◆ Given exercise: Set down the material once more, exactly as it appears.

START

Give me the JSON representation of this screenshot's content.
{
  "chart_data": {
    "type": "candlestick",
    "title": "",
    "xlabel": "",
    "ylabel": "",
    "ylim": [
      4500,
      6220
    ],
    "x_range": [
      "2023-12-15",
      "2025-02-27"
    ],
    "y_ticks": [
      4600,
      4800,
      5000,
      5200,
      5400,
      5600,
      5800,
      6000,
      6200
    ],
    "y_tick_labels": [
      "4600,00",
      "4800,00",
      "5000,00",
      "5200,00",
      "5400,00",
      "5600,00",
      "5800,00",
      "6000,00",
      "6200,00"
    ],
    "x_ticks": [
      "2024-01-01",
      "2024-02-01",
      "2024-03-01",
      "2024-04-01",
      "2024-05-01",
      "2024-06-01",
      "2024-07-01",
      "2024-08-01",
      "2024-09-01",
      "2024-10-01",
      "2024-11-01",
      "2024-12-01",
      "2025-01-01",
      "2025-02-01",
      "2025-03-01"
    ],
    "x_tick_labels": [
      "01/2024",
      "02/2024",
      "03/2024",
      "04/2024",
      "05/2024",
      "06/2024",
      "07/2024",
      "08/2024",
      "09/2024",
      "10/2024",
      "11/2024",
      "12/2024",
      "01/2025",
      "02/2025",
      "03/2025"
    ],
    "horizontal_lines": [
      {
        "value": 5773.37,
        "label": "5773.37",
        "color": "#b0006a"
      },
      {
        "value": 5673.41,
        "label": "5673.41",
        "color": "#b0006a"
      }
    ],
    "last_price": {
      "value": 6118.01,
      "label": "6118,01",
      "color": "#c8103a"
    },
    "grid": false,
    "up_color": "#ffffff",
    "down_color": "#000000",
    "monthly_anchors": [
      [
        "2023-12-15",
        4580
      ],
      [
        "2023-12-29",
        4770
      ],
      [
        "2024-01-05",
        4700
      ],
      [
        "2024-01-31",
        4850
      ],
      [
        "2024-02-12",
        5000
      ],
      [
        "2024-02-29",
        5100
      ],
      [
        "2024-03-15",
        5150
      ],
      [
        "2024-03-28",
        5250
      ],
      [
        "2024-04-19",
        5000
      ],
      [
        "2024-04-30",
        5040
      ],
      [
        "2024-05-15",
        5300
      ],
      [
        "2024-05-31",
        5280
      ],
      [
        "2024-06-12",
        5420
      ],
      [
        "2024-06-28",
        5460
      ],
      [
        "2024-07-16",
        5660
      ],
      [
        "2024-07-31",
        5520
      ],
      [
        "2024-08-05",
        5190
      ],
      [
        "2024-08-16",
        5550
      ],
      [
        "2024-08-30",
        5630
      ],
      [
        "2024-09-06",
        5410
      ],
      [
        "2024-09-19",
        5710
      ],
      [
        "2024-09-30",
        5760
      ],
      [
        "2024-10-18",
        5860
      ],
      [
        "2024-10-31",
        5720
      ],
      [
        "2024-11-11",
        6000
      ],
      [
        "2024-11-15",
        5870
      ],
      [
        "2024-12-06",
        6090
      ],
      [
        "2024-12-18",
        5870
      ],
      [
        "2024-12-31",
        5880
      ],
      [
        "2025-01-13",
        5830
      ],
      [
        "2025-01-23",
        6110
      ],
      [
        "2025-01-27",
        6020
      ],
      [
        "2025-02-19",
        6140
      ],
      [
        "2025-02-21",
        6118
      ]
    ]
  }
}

END

◆ Solution:
Give me the JSON representation of this screenshot's content.
{
  "chart_data": {
    "type": "candlestick",
    "title": "",
    "xlabel": "",
    "ylabel": "",
    "ylim": [
      4500,
      6220
    ],
    "x_range": [
      "2023-12-15",
      "2025-02-27"
    ],
    "y_ticks": [
      4600,
      4800,
      5000,
      5200,
      5400,
      5600,
      5800,
      6000,
      6200
    ],
    "y_tick_labels": [
      "4600,00",
      "4800,00",
      "5000,00",
      "5200,00",
      "5400,00",
      "5600,00",
      "5800,00",
      "6000,00",
      "6200,00"
    ],
    "x_ticks": [
      "2024-01-01",
      "2024-02-01",
      "2024-03-01",
      "2024-04-01",
      "2024-05-01",
      "2024-06-01",
      "2024-07-01",
      "2024-08-01",
      "2024-09-01",
      "2024-10-01",
      "2024-11-01",
      "2024-12-01",
      "2025-01-01",
      "2025-02-01",
      "2025-03-01"
    ],
    "x_tick_labels": [
      "01/2024",
      "02/2024",
      "03/2024",
      "04/2024",
      "05/2024",
      "06/2024",
      "07/2024",
      "08/2024",
      "09/2024",
      "10/2024",
      "11/2024",
      "12/2024",
      "01/2025",
      "02/2025",
      "03/2025"
    ],
    "horizontal_lines": [
      {
        "value": 5773.37,
        "label": "5773.37",
        "color": "#b0006a"
      },
      {
        "value": 5673.41,
        "label": "5673.41",
        "color": "#b0006a"
      }
    ],
    "last_price": {
      "value": 6118.01,
      "label": "6118,01",
      "color": "#c8103a"
    },
    "grid": false,
    "up_color": "#ffffff",
    "down_color": "#000000",
    "monthly_anchors": [
      [
        "2023-12-15",
        4580
      ],
      [
        "2023-12-29",
        4770
      ],
      [
        "2024-01-05",
        4700
      ],
      [
        "2024-01-31",
        4850
      ],
      [
        "2024-02-12",
        5000
      ],
      [
        "2024-02-29",
        5100
      ],
      [
        "2024-03-15",
        5150
      ],
      [
        "2024-03-28",
        5250
      ],
      [
        "2024-04-19",
        5000
      ],
      [
        "2024-04-30",
        5040
      ],
      [
        "2024-05-15",
        5300
      ],
      [
        "2024-05-31",
        5280
      ],
      [
        "2024-06-12",
        5420
      ],
      [
        "2024-06-28",
        5460
      ],
      [
        "2024-07-16",
        5660
      ],
      [
        "2024-07-31",
        5520
      ],
      [
        "2024-08-05",
        5190
      ],
      [
        "2024-08-16",
        5550
      ],
      [
        "2024-08-30",
        5630
      ],
      [
        "2024-09-06",
        5410
      ],
      [
        "2024-09-19",
        5710
      ],
      [
        "2024-09-30",
        5760
      ],
      [
        "2024-10-18",
        5860
      ],
      [
        "2024-10-31",
        5720
      ],
      [
        "2024-11-11",
        6000
      ],
      [
        "2024-11-15",
        5870
      ],
      [
        "2024-12-06",
        6090
      ],
      [
        "2024-12-18",
        5870
      ],
      [
        "2024-12-31",
        5880
      ],
      [
        "2025-01-13",
        5830
      ],
      [
        "2025-01-23",
        6110
      ],
      [
        "2025-01-27",
        6020
      ],
      [
        "2025-02-19",
        6140
      ],
      [
        "2025-02-21",
        6118
      ]
    ]
  }
}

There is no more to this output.